The problem: Every line below should be repeated exactly.

Excerpt from a dataset
<<<<

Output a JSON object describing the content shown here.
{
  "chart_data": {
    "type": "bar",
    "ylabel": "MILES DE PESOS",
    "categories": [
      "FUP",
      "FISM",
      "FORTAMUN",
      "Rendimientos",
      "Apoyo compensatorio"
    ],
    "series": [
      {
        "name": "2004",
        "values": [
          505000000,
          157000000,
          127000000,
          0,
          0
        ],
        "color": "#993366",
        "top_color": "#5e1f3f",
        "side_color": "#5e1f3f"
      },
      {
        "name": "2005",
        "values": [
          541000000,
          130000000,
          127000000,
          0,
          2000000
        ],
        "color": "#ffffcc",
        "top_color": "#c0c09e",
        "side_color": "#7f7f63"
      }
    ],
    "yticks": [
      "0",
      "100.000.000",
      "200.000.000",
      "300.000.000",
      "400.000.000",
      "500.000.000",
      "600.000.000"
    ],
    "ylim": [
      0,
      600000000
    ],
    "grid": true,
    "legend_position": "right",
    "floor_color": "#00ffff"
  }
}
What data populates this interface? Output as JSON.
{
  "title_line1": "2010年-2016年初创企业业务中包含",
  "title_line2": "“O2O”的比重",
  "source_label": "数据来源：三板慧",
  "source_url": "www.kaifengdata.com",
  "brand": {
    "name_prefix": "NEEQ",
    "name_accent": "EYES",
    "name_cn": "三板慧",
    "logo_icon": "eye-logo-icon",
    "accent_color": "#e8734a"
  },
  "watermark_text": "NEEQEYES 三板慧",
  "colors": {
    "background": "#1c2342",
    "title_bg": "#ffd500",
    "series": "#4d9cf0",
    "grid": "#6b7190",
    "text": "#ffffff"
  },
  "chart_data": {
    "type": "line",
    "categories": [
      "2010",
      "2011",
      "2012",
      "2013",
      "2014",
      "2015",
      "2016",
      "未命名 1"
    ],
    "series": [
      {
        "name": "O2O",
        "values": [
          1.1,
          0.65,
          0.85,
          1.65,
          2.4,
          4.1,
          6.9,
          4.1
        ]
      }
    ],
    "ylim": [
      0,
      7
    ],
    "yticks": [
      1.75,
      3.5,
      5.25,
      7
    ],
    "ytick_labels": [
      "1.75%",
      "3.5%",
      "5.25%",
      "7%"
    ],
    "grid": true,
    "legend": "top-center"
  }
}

>>>>

Written answer:
Output a JSON object describing the content shown here.
{
  "chart_data": {
    "type": "bar",
    "ylabel": "MILES DE PESOS",
    "categories": [
      "FUP",
      "FISM",
      "FORTAMUN",
      "Rendimientos",
      "Apoyo compensatorio"
    ],
    "series": [
      {
        "name": "2004",
        "values": [
          505000000,
          157000000,
          127000000,
          0,
          0
        ],
        "color": "#993366",
        "top_color": "#5e1f3f",
        "side_color": "#5e1f3f"
      },
      {
        "name": "2005",
        "values": [
          541000000,
          130000000,
          127000000,
          0,
          2000000
        ],
        "color": "#ffffcc",
        "top_color": "#c0c09e",
        "side_color": "#7f7f63"
      }
    ],
    "yticks": [
      "0",
      "100.000.000",
      "200.000.000",
      "300.000.000",
      "400.000.000",
      "500.000.000",
      "600.000.000"
    ],
    "ylim": [
      0,
      600000000
    ],
    "grid": true,
    "legend_position": "right",
    "floor_color": "#00ffff"
  }
}
What data populates this interface? Output as JSON.
{
  "title_line1": "2010年-2016年初创企业业务中包含",
  "title_line2": "“O2O”的比重",
  "source_label": "数据来源：三板慧",
  "source_url": "www.kaifengdata.com",
  "brand": {
    "name_prefix": "NEEQ",
    "name_accent": "EYES",
    "name_cn": "三板慧",
    "logo_icon": "eye-logo-icon",
    "accent_color": "#e8734a"
  },
  "watermark_text": "NEEQEYES 三板慧",
  "colors": {
    "background": "#1c2342",
    "title_bg": "#ffd500",
    "series": "#4d9cf0",
    "grid": "#6b7190",
    "text": "#ffffff"
  },
  "chart_data": {
    "type": "line",
    "categories": [
      "2010",
      "2011",
      "2012",
      "2013",
      "2014",
      "2015",
      "2016",
      "未命名 1"
    ],
    "series": [
      {
        "name": "O2O",
        "values": [
          1.1,
          0.65,
          0.85,
          1.65,
          2.4,
          4.1,
          6.9,
          4.1
        ]
      }
    ],
    "ylim": [
      0,
      7
    ],
    "yticks": [
      1.75,
      3.5,
      5.25,
      7
    ],
    "ytick_labels": [
      "1.75%",
      "3.5%",
      "5.25%",
      "7%"
    ],
    "grid": true,
    "legend": "top-center"
  }
}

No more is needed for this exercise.